[Structured figure records]

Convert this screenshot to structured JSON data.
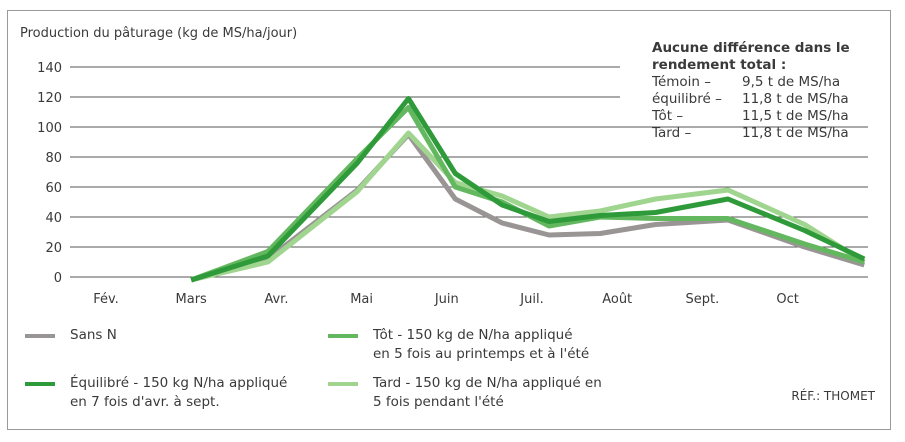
{
  "chart_data": {
    "type": "line",
    "ylabel": "Production du pâturage (kg de MS/ha/jour)",
    "ylim": [
      0,
      140
    ],
    "yticks": [
      0,
      20,
      40,
      60,
      80,
      100,
      120,
      140
    ],
    "categories": [
      "Fév.",
      "Mars",
      "Avr.",
      "Mai",
      "Juin",
      "Juil.",
      "Août",
      "Sept.",
      "Oct"
    ],
    "grid": true,
    "series": [
      {
        "name": "Sans N",
        "color": "#9a9595",
        "x": [
          1,
          1.9,
          2.95,
          3.55,
          4.1,
          4.65,
          5.2,
          5.8,
          6.45,
          7.3,
          8.2,
          8.9
        ],
        "y": [
          -2,
          12,
          58,
          95,
          52,
          36,
          28,
          29,
          35,
          38,
          20,
          8
        ]
      },
      {
        "name": "Tard - 150 kg de N/ha appliqué en 5 fois pendant l'été",
        "color": "#9fd58f",
        "x": [
          1,
          1.9,
          2.95,
          3.55,
          4.1,
          4.65,
          5.2,
          5.8,
          6.45,
          7.3,
          8.2,
          8.9
        ],
        "y": [
          -2,
          10,
          57,
          96,
          63,
          54,
          40,
          44,
          52,
          58,
          35,
          10
        ]
      },
      {
        "name": "Tôt - 150 kg de N/ha appliqué en 5 fois au printemps et à l'été",
        "color": "#63b85f",
        "x": [
          1,
          1.9,
          2.95,
          3.55,
          4.1,
          4.65,
          5.2,
          5.8,
          6.45,
          7.3,
          8.2,
          8.9
        ],
        "y": [
          -2,
          17,
          79,
          113,
          60,
          50,
          34,
          40,
          39,
          39,
          22,
          10
        ]
      },
      {
        "name": "Équilibré - 150 kg N/ha appliqué en 7 fois d'avr. à sept.",
        "color": "#2f9a3a",
        "x": [
          1,
          1.9,
          2.95,
          3.55,
          4.1,
          4.65,
          5.2,
          5.8,
          6.45,
          7.3,
          8.2,
          8.9
        ],
        "y": [
          -2,
          14,
          76,
          119,
          69,
          48,
          37,
          41,
          43,
          52,
          31,
          12
        ]
      }
    ]
  },
  "legend": [
    {
      "key": "sans",
      "color": "#9a9595",
      "lines": [
        "Sans N"
      ]
    },
    {
      "key": "equilibre",
      "color": "#2f9a3a",
      "lines": [
        "Équilibré - 150 kg N/ha appliqué",
        "en 7 fois d'avr. à sept."
      ]
    },
    {
      "key": "tot",
      "color": "#63b85f",
      "lines": [
        "Tôt - 150 kg de N/ha appliqué",
        "en 5 fois au printemps et à l'été"
      ]
    },
    {
      "key": "tard",
      "color": "#9fd58f",
      "lines": [
        "Tard - 150 kg de N/ha appliqué en",
        "5 fois pendant l'été"
      ]
    }
  ],
  "note": {
    "title": "Aucune différence dans le rendement total :",
    "rows": [
      {
        "label": "Témoin –",
        "value": "9,5 t de MS/ha"
      },
      {
        "label": "équilibré –",
        "value": "11,8 t de MS/ha"
      },
      {
        "label": "Tôt –",
        "value": "11,5 t de MS/ha"
      },
      {
        "label": "Tard –",
        "value": "11,8 t de MS/ha"
      }
    ]
  },
  "reference": "RÉF.: THOMET"
}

- _Work instructions_:
Among the lines of the material, find those that hold the word "fois" and copy them.

- _Written response_:
        "name": "Tard - 150 kg de N/ha appliqué en 5 fois pendant l'été",
        "name": "Tôt - 150 kg de N/ha appliqué en 5 fois au printemps et à l'été",
        "name": "Équilibré - 150 kg N/ha appliqué en 7 fois d'avr. à sept.",
        "en 7 fois d'avr. à sept."
        "en 5 fois au printemps et à l'été"
        "5 fois pendant l'été"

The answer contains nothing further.